◆ THE PROBLEM: Extract the lines that hold the string "Materials".

START RECORD SET

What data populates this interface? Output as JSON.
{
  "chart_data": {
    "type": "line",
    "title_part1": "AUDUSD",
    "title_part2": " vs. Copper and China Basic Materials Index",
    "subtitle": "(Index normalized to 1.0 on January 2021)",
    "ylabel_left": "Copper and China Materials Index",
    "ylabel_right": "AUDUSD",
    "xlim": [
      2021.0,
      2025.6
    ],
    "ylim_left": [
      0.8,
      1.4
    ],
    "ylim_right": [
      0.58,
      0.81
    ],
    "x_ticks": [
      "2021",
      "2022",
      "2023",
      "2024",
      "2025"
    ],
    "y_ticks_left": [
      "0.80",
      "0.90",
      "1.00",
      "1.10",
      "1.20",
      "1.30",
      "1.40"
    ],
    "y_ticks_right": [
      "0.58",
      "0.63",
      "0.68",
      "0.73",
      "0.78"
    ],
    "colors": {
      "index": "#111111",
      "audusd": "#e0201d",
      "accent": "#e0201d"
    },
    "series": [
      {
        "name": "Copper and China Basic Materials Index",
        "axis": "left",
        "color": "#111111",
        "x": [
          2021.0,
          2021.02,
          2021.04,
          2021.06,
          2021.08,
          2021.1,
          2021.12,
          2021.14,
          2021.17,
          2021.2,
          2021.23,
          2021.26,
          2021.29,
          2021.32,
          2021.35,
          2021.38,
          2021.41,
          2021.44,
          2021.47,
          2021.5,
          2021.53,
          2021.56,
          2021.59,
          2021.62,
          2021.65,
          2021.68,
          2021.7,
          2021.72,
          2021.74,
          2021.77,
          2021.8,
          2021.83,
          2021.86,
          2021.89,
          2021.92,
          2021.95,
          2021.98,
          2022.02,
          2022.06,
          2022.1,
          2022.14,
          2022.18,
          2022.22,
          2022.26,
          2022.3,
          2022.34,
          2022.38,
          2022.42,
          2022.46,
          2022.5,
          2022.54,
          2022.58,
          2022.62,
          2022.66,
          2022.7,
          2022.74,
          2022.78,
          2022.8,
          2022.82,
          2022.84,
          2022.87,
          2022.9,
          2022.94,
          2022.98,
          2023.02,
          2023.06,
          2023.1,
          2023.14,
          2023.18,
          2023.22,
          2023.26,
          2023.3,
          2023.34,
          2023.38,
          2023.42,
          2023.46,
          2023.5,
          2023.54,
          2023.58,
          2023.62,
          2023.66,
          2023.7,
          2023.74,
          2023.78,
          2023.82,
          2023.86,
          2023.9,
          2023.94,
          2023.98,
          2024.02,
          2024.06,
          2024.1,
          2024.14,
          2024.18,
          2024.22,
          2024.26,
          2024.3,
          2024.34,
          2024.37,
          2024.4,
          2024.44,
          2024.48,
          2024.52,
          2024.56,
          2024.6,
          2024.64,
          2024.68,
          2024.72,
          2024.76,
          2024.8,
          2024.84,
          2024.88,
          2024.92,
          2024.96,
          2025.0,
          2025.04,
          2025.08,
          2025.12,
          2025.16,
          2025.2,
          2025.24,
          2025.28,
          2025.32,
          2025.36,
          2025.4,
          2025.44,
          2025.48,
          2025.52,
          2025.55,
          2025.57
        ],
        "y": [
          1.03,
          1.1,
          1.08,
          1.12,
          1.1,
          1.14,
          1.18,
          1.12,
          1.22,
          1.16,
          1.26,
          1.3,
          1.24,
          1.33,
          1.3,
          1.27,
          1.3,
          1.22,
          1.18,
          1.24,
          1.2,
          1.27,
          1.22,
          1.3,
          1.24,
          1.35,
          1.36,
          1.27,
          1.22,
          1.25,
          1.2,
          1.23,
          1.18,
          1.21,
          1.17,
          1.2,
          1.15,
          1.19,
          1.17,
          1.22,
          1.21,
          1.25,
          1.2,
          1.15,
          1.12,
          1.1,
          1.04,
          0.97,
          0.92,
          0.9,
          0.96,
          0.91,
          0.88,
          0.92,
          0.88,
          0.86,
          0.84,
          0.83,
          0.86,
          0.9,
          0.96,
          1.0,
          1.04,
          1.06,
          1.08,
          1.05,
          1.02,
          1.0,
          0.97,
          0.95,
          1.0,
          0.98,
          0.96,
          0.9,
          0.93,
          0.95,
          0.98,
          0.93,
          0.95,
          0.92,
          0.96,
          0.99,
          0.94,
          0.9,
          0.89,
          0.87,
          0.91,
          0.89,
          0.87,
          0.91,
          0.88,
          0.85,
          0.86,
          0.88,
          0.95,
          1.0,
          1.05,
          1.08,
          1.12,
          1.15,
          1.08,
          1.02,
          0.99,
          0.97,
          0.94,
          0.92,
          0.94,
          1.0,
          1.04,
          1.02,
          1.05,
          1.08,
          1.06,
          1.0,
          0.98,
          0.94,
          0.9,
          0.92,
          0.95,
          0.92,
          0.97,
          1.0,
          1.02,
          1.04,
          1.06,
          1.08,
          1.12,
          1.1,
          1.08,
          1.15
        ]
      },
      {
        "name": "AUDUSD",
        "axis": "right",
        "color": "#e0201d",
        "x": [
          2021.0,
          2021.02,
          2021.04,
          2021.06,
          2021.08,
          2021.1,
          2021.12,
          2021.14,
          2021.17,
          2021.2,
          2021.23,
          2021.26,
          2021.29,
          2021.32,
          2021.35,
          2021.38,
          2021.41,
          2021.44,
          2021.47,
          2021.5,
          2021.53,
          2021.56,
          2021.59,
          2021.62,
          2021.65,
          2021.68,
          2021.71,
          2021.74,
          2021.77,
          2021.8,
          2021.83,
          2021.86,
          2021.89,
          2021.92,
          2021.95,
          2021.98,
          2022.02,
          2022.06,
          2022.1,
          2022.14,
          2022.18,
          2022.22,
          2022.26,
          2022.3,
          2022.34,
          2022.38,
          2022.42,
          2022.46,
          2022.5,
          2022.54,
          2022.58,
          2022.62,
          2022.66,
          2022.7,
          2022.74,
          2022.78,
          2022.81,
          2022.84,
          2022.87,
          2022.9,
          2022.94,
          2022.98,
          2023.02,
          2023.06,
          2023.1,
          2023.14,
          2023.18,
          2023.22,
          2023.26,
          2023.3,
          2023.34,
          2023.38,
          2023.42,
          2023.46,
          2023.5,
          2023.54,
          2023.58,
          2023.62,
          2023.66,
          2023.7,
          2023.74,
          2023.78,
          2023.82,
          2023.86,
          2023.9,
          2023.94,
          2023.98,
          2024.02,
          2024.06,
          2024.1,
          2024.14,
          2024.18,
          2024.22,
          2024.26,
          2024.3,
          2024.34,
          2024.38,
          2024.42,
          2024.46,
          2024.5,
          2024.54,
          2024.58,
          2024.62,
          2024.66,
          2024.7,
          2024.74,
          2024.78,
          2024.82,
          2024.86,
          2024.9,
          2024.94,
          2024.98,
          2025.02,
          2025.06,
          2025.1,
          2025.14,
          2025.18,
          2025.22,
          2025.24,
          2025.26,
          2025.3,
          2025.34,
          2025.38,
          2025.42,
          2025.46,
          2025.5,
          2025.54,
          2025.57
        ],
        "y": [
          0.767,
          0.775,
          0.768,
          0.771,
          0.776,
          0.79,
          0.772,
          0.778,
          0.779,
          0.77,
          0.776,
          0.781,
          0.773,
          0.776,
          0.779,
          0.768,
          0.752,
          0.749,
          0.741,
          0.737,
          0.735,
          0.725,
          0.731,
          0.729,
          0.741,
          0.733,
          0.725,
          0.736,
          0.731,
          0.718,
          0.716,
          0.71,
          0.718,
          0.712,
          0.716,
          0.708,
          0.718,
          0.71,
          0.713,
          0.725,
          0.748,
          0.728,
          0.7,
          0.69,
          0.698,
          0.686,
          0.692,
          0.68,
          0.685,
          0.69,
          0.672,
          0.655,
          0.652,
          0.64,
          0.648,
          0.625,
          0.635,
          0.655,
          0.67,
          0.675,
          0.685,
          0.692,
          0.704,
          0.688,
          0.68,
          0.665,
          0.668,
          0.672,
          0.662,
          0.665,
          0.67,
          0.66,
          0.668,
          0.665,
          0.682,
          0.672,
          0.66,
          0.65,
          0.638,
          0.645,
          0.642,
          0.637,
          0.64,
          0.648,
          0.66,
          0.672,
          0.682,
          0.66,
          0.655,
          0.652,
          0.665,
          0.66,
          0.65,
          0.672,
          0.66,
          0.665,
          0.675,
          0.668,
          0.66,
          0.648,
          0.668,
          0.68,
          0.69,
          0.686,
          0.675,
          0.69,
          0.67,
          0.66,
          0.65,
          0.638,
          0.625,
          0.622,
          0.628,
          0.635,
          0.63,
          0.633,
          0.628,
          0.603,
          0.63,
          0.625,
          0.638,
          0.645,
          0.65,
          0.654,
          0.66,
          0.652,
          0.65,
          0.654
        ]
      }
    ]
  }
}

END RECORD SET

◆ WRITTEN ANSWER:
    "title_part2": " vs. Copper and China Basic Materials Index",
    "ylabel_left": "Copper and China Materials Index",
        "name": "Copper and China Basic Materials Index",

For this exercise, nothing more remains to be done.